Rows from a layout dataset
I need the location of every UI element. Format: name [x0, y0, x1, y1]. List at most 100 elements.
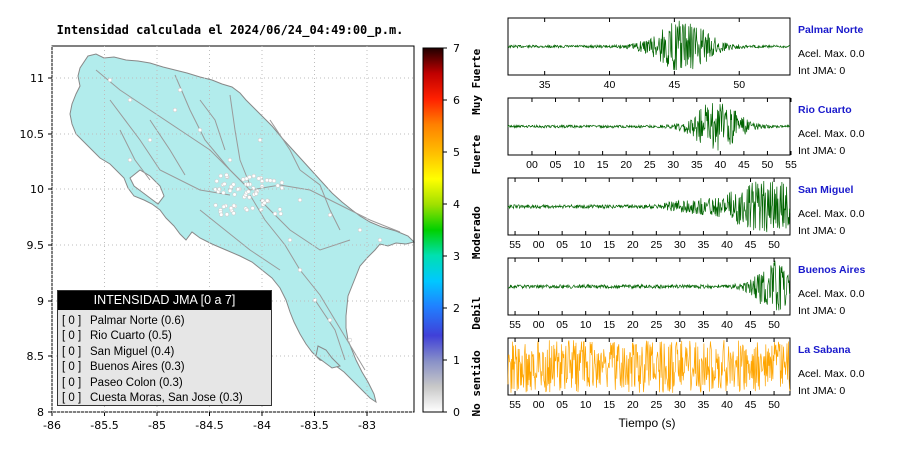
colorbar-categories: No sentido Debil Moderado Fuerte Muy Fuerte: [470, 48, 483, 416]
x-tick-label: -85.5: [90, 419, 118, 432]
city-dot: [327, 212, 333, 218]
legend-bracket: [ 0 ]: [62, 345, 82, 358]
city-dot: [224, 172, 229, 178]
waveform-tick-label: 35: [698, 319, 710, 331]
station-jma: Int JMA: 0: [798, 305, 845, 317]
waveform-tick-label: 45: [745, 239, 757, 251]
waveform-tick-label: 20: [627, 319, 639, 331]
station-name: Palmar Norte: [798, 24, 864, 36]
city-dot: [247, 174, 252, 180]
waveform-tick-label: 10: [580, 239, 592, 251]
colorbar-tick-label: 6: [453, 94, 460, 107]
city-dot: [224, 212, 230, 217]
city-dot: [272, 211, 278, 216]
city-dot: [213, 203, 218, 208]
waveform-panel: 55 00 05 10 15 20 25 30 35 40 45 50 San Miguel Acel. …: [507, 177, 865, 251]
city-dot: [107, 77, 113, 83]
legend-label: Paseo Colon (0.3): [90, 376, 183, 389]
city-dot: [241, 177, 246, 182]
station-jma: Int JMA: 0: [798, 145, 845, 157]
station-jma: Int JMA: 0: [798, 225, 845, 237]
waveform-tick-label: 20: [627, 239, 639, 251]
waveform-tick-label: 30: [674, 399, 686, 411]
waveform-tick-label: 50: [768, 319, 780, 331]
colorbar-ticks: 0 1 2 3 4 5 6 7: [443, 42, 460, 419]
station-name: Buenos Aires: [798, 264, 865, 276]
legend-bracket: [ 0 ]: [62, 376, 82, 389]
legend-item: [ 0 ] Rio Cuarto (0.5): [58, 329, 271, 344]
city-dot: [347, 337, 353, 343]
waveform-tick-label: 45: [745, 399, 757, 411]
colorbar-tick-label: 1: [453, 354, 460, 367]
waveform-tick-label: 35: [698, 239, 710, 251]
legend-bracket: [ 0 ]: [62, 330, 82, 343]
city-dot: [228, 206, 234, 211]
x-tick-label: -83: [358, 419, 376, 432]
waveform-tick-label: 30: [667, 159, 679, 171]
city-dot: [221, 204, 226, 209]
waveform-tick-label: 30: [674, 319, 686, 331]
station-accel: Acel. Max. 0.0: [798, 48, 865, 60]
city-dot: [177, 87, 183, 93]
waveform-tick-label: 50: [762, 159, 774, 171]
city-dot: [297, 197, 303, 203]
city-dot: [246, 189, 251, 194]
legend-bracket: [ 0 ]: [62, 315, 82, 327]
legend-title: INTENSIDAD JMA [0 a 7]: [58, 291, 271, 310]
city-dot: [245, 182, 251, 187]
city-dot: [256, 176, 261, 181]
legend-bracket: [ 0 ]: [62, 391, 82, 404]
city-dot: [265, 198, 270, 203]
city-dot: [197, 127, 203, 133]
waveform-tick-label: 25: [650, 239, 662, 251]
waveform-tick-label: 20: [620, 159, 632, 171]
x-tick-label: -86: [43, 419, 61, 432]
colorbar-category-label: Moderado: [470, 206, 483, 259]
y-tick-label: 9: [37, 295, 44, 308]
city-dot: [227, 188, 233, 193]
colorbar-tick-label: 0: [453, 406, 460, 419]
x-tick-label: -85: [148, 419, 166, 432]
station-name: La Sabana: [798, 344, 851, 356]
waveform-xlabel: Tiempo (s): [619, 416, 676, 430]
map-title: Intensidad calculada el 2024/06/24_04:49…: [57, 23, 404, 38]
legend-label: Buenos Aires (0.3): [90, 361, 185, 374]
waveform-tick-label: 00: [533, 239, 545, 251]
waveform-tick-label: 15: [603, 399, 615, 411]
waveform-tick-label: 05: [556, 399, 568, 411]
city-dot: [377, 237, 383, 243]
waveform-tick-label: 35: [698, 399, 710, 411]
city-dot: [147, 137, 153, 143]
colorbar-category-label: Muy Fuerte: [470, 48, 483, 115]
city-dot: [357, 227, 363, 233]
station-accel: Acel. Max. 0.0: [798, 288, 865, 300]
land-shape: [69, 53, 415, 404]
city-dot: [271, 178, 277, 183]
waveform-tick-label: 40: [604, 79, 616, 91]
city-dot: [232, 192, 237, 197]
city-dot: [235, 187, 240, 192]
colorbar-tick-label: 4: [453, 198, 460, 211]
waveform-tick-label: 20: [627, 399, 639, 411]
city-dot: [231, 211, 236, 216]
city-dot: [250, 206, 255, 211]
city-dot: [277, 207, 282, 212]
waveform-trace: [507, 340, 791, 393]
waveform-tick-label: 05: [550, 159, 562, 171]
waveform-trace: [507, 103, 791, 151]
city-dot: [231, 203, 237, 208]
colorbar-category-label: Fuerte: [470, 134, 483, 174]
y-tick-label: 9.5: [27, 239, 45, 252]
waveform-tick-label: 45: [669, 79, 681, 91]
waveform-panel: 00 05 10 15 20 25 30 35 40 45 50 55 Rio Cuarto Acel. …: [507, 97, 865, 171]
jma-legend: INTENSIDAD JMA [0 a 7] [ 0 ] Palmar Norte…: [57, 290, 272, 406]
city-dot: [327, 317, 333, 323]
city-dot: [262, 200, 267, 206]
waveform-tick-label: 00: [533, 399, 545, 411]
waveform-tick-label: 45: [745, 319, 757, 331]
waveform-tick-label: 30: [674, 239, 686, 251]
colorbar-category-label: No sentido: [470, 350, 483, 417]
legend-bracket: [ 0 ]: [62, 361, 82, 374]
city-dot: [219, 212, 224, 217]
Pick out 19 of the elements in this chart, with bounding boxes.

### Exercise instructions
Print all of the rows above again word for word, leaving out the pictures.

### Answer
I need the location of every UI element. Format: name [x0, y0, x1, y1]. List at most 100 elements.
colorbar-categories: No sentido Debil Moderado Fuerte Muy Fuerte: [470, 48, 483, 416]
x-tick-label: -85.5: [90, 419, 118, 432]
city-dot: [327, 212, 333, 218]
legend-bracket: [ 0 ]: [62, 345, 82, 358]
city-dot: [224, 172, 229, 178]
waveform-tick-label: 35: [698, 319, 710, 331]
station-jma: Int JMA: 0: [798, 305, 845, 317]
waveform-tick-label: 45: [745, 239, 757, 251]
waveform-tick-label: 20: [627, 319, 639, 331]
station-name: Palmar Norte: [798, 24, 864, 36]
city-dot: [247, 174, 252, 180]
waveform-tick-label: 10: [580, 239, 592, 251]
colorbar-tick-label: 6: [453, 94, 460, 107]
city-dot: [224, 212, 230, 217]
city-dot: [272, 211, 278, 216]
city-dot: [213, 203, 218, 208]
waveform-panel: 55 00 05 10 15 20 25 30 35 40 45 50 San Miguel Acel. …: [507, 177, 865, 251]
city-dot: [107, 77, 113, 83]
legend-label: Paseo Colon (0.3): [90, 376, 183, 389]
city-dot: [241, 177, 246, 182]
station-jma: Int JMA: 0: [798, 145, 845, 157]
station-jma: Int JMA: 0: [798, 225, 845, 237]
waveform-tick-label: 20: [627, 239, 639, 251]
waveform-tick-label: 30: [674, 399, 686, 411]
waveform-tick-label: 50: [768, 319, 780, 331]
colorbar-ticks: 0 1 2 3 4 5 6 7: [443, 42, 460, 419]
station-name: Buenos Aires: [798, 264, 865, 276]
legend-bracket: [ 0 ]: [62, 376, 82, 389]
legend-item: [ 0 ] Rio Cuarto (0.5): [58, 329, 271, 344]
city-dot: [347, 337, 353, 343]
waveform-tick-label: 45: [745, 399, 757, 411]
colorbar-tick-label: 1: [453, 354, 460, 367]
waveform-tick-label: 35: [698, 239, 710, 251]
legend-bracket: [ 0 ]: [62, 330, 82, 343]
city-dot: [228, 206, 234, 211]
x-tick-label: -83: [358, 419, 376, 432]
waveform-tick-label: 30: [667, 159, 679, 171]
city-dot: [221, 204, 226, 209]
waveform-tick-label: 30: [674, 319, 686, 331]
station-accel: Acel. Max. 0.0: [798, 48, 865, 60]
city-dot: [177, 87, 183, 93]
waveform-tick-label: 50: [762, 159, 774, 171]
city-dot: [297, 197, 303, 203]
city-dot: [246, 189, 251, 194]
legend-bracket: [ 0 ]: [62, 315, 82, 327]
legend-title: INTENSIDAD JMA [0 a 7]: [58, 291, 271, 310]
city-dot: [245, 182, 251, 187]
city-dot: [256, 176, 261, 181]
legend-bracket: [ 0 ]: [62, 391, 82, 404]
city-dot: [265, 198, 270, 203]
city-dot: [197, 127, 203, 133]
waveform-tick-label: 25: [650, 239, 662, 251]
waveform-tick-label: 20: [620, 159, 632, 171]
x-tick-label: -86: [43, 419, 61, 432]
colorbar-category-label: Moderado: [470, 206, 483, 259]
y-tick-label: 9: [37, 295, 44, 308]
city-dot: [227, 188, 233, 193]
colorbar-tick-label: 0: [453, 406, 460, 419]
x-tick-label: -85: [148, 419, 166, 432]
station-name: La Sabana: [798, 344, 851, 356]
waveform-xlabel: Tiempo (s): [619, 416, 676, 430]
map-title: Intensidad calculada el 2024/06/24_04:49…: [57, 23, 404, 38]
legend-label: Buenos Aires (0.3): [90, 361, 185, 374]
waveform-tick-label: 00: [533, 239, 545, 251]
waveform-tick-label: 15: [603, 399, 615, 411]
waveform-tick-label: 05: [556, 399, 568, 411]
city-dot: [377, 237, 383, 243]
waveform-tick-label: 35: [698, 399, 710, 411]
city-dot: [147, 137, 153, 143]
colorbar-category-label: Muy Fuerte: [470, 48, 483, 115]
city-dot: [357, 227, 363, 233]
station-accel: Acel. Max. 0.0: [798, 288, 865, 300]
land-shape: [69, 53, 415, 404]
city-dot: [271, 178, 277, 183]
waveform-tick-label: 40: [604, 79, 616, 91]
city-dot: [232, 192, 237, 197]
city-dot: [235, 187, 240, 192]
colorbar-tick-label: 4: [453, 198, 460, 211]
waveform-tick-label: 20: [627, 399, 639, 411]
city-dot: [231, 211, 236, 216]
city-dot: [250, 206, 255, 211]
city-dot: [277, 207, 282, 212]
waveform-trace: [507, 340, 791, 393]
waveform-tick-label: 05: [550, 159, 562, 171]
waveform-trace: [507, 103, 791, 151]
city-dot: [231, 203, 237, 208]
colorbar-category-label: Fuerte: [470, 134, 483, 174]
y-tick-label: 9.5: [27, 239, 45, 252]
waveform-tick-label: 45: [669, 79, 681, 91]
waveform-panel: 00 05 10 15 20 25 30 35 40 45 50 55 Rio Cuarto Acel. …: [507, 97, 865, 171]
jma-legend: INTENSIDAD JMA [0 a 7] [ 0 ] Palmar Norte…: [57, 290, 272, 406]
city-dot: [327, 317, 333, 323]
city-dot: [262, 200, 267, 206]
waveform-tick-label: 00: [533, 399, 545, 411]
waveform-tick-label: 45: [745, 319, 757, 331]
waveform-tick-label: 30: [674, 239, 686, 251]
colorbar-category-label: No sentido: [470, 350, 483, 417]
legend-bracket: [ 0 ]: [62, 361, 82, 374]
city-dot: [219, 212, 224, 217]
Pick out 19 of the elements in this chart, with bounding boxes.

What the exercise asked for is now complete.